● **ENTRIES SHOWN**
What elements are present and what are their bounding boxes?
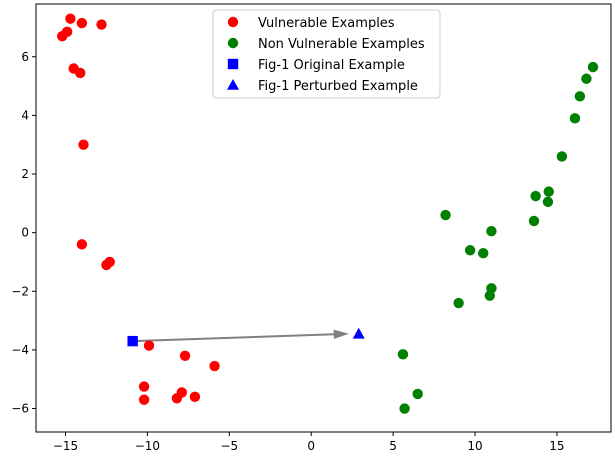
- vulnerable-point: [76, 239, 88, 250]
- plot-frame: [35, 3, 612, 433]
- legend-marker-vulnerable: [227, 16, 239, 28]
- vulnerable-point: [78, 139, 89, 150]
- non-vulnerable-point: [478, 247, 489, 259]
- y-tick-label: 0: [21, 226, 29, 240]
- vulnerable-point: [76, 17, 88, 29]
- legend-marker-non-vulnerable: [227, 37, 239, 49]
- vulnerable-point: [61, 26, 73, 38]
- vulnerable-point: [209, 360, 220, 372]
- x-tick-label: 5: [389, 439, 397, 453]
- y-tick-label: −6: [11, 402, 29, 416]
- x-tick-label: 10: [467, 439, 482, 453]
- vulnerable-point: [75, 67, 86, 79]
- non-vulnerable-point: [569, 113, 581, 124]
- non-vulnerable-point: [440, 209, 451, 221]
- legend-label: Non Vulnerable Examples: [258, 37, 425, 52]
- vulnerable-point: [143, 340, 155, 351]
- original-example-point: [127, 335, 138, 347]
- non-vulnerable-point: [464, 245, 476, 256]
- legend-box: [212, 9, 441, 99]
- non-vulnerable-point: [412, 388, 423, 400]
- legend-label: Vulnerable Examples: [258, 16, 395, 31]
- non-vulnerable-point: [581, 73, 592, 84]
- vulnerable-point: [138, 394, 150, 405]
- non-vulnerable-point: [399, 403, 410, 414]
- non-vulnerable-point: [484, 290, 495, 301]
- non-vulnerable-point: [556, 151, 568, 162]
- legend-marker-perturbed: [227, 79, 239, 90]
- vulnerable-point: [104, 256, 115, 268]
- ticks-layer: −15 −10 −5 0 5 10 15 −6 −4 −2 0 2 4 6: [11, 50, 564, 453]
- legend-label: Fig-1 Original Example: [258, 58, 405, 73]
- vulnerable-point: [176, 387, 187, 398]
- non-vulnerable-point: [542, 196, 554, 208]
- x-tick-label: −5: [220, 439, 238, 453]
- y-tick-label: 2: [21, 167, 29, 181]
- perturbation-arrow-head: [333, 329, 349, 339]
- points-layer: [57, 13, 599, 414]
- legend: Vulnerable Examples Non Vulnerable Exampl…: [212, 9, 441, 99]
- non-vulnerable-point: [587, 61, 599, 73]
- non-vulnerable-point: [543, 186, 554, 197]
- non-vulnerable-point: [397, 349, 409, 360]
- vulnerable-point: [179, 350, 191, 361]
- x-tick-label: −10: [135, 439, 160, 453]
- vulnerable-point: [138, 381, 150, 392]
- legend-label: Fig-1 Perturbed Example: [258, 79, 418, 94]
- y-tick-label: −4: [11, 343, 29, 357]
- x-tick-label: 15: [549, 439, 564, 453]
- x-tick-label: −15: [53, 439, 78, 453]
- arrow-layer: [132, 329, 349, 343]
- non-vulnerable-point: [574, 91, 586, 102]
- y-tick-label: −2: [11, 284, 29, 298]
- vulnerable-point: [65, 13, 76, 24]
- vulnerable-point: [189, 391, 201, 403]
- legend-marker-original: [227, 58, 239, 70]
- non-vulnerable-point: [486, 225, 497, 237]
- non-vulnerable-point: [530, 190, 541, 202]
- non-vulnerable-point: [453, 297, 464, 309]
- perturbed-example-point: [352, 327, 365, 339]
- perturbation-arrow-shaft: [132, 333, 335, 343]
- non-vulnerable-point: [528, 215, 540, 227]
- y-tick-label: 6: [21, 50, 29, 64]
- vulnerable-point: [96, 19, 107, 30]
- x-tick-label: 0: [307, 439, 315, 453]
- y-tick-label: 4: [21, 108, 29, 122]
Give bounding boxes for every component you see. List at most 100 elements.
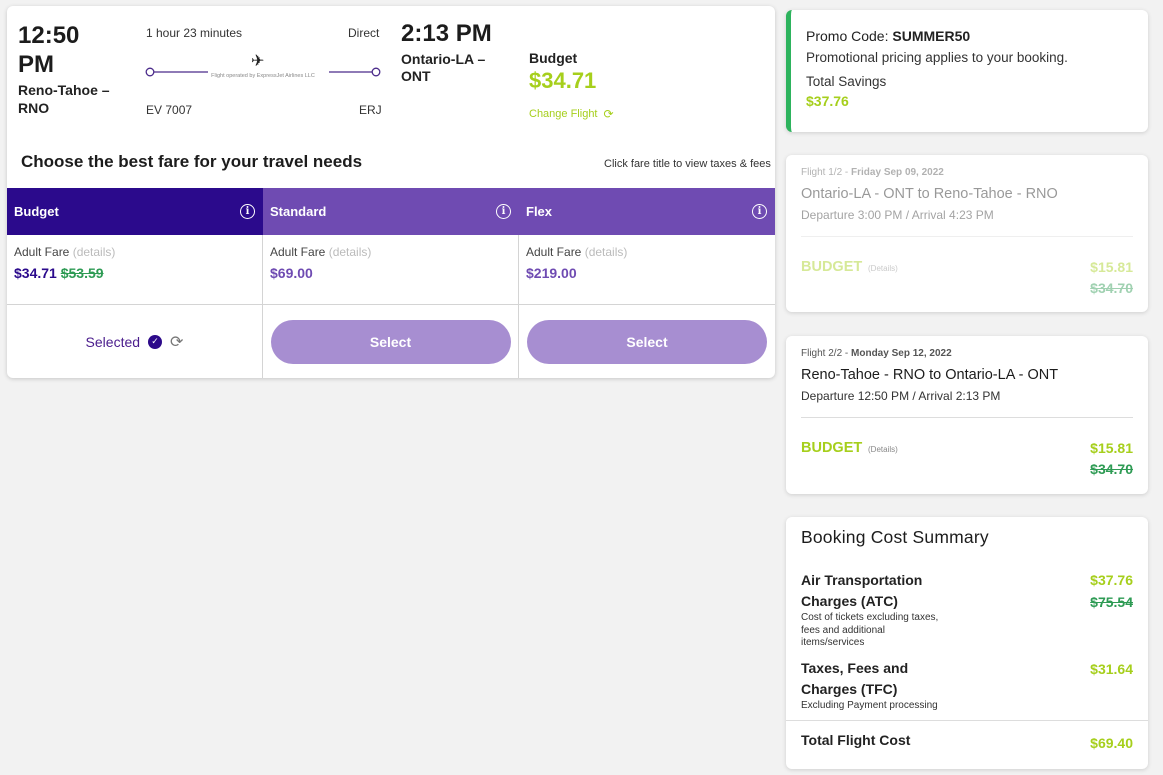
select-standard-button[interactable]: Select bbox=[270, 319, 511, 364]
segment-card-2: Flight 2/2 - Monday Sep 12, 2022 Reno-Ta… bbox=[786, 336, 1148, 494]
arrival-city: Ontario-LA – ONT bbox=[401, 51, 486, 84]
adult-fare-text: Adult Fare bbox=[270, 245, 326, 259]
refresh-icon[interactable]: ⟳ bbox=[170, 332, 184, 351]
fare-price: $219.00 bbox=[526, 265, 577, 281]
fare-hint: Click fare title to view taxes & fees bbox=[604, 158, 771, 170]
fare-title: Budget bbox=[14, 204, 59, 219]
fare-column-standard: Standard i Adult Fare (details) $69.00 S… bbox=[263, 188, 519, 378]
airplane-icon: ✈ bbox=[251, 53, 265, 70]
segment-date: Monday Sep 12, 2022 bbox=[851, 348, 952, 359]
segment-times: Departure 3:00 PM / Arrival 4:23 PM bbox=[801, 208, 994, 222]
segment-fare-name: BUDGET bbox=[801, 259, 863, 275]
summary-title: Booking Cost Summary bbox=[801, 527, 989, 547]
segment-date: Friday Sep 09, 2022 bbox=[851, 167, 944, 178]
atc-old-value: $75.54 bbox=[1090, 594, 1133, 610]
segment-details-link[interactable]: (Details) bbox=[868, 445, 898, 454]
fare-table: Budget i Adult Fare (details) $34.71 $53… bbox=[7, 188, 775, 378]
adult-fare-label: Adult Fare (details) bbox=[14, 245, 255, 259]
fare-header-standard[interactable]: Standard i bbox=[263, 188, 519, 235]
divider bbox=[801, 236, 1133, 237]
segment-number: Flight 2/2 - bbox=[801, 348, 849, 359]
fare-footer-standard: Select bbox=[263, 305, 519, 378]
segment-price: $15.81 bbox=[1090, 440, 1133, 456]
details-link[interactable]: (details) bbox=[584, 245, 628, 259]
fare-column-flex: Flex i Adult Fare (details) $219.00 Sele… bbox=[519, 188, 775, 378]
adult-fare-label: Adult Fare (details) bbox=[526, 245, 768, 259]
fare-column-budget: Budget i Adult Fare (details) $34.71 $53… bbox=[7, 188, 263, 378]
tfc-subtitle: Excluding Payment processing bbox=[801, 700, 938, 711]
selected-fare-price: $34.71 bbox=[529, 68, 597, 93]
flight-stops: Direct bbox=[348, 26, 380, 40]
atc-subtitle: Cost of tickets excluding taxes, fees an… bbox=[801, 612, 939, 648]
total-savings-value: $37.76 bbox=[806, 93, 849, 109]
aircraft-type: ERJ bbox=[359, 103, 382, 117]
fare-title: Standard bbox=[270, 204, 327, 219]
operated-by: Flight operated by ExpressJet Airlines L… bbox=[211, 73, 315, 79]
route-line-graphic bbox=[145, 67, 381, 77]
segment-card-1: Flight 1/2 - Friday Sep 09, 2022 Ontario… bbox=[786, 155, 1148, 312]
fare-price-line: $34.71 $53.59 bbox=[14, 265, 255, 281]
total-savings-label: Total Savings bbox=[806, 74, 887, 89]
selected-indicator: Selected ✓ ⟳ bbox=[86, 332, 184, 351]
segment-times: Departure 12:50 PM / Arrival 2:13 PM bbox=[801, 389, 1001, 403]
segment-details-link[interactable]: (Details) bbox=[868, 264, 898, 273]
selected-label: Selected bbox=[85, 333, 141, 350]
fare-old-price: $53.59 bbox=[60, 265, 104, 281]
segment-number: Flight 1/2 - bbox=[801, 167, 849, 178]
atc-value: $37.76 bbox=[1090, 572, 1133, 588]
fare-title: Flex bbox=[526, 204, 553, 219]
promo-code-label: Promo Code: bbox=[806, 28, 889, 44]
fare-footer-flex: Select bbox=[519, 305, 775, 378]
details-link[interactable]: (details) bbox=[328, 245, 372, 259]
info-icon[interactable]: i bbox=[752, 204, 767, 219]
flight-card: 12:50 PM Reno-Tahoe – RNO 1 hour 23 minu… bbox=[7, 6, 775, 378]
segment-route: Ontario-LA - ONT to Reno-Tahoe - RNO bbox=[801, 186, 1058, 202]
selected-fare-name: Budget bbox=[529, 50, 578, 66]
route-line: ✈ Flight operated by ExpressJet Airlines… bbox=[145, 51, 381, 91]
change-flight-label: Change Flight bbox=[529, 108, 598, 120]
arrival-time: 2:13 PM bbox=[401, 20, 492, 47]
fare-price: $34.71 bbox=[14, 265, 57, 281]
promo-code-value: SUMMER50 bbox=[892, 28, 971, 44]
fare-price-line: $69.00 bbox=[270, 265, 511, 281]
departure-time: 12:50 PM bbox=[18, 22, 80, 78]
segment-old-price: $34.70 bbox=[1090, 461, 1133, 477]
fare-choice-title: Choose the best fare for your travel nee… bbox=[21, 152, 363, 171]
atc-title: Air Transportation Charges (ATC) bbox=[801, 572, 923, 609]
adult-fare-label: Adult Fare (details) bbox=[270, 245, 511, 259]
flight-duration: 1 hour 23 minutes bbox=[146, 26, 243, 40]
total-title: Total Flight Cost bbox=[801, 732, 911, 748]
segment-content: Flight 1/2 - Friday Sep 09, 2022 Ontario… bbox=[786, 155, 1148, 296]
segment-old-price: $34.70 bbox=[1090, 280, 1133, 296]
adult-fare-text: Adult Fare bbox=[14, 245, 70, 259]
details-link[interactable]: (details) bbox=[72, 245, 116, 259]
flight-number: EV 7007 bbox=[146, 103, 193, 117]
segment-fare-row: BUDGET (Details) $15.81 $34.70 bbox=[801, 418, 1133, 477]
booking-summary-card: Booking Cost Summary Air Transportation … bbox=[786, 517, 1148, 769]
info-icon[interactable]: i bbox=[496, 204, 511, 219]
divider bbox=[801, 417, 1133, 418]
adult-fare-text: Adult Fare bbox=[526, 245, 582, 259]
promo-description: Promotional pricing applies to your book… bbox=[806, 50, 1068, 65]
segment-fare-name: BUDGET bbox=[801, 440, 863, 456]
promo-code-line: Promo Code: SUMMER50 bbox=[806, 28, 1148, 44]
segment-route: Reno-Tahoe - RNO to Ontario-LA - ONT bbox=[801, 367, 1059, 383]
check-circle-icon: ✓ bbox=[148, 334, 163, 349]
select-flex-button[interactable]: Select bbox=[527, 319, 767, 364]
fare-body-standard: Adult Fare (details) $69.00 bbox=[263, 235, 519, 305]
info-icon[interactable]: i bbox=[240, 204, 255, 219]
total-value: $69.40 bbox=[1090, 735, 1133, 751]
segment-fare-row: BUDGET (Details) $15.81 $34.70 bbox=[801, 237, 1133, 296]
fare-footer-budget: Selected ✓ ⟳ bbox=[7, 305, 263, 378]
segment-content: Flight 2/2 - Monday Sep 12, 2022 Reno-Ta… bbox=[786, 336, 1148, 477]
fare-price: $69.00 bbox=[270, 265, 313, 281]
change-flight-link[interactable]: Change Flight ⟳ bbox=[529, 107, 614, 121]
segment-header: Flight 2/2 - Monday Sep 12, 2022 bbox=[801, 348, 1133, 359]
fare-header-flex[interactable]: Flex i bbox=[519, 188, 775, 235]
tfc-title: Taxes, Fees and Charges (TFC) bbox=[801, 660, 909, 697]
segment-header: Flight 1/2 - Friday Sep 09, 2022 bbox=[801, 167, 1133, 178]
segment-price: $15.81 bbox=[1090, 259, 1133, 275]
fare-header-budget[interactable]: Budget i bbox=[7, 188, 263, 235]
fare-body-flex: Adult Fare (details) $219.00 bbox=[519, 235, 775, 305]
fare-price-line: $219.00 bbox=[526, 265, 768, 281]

● **PROBLEM DESCRIPTION**
Copy the lines of the entries word for word, beginning with the line that contains "- vulnerable-point: [76, 239, 88, 250]" and ending with the line that contains "- non-vulnerable-point: [542, 196, 554, 208]", with both of those lines included.

● **WORKED ANSWER**
- vulnerable-point: [76, 239, 88, 250]
- plot-frame: [35, 3, 612, 433]
- legend-marker-vulnerable: [227, 16, 239, 28]
- vulnerable-point: [78, 139, 89, 150]
- non-vulnerable-point: [478, 247, 489, 259]
- y-tick-label: 0: [21, 226, 29, 240]
- vulnerable-point: [76, 17, 88, 29]
- legend-marker-non-vulnerable: [227, 37, 239, 49]
- vulnerable-point: [61, 26, 73, 38]
- vulnerable-point: [209, 360, 220, 372]
- x-tick-label: 5: [389, 439, 397, 453]
- y-tick-label: −6: [11, 402, 29, 416]
- x-tick-label: 10: [467, 439, 482, 453]
- vulnerable-point: [75, 67, 86, 79]
- non-vulnerable-point: [569, 113, 581, 124]
- non-vulnerable-point: [440, 209, 451, 221]
- legend-label: Non Vulnerable Examples: [258, 37, 425, 52]
- vulnerable-point: [143, 340, 155, 351]
- original-example-point: [127, 335, 138, 347]
- non-vulnerable-point: [464, 245, 476, 256]
- legend-box: [212, 9, 441, 99]
- non-vulnerable-point: [412, 388, 423, 400]
- legend-label: Vulnerable Examples: [258, 16, 395, 31]
- non-vulnerable-point: [581, 73, 592, 84]
- vulnerable-point: [138, 394, 150, 405]
- non-vulnerable-point: [399, 403, 410, 414]
- non-vulnerable-point: [484, 290, 495, 301]
- non-vulnerable-point: [556, 151, 568, 162]
- legend-marker-perturbed: [227, 79, 239, 90]
- vulnerable-point: [104, 256, 115, 268]
- ticks-layer: −15 −10 −5 0 5 10 15 −6 −4 −2 0 2 4 6: [11, 50, 564, 453]
- legend-label: Fig-1 Original Example: [258, 58, 405, 73]
- vulnerable-point: [176, 387, 187, 398]
- non-vulnerable-point: [542, 196, 554, 208]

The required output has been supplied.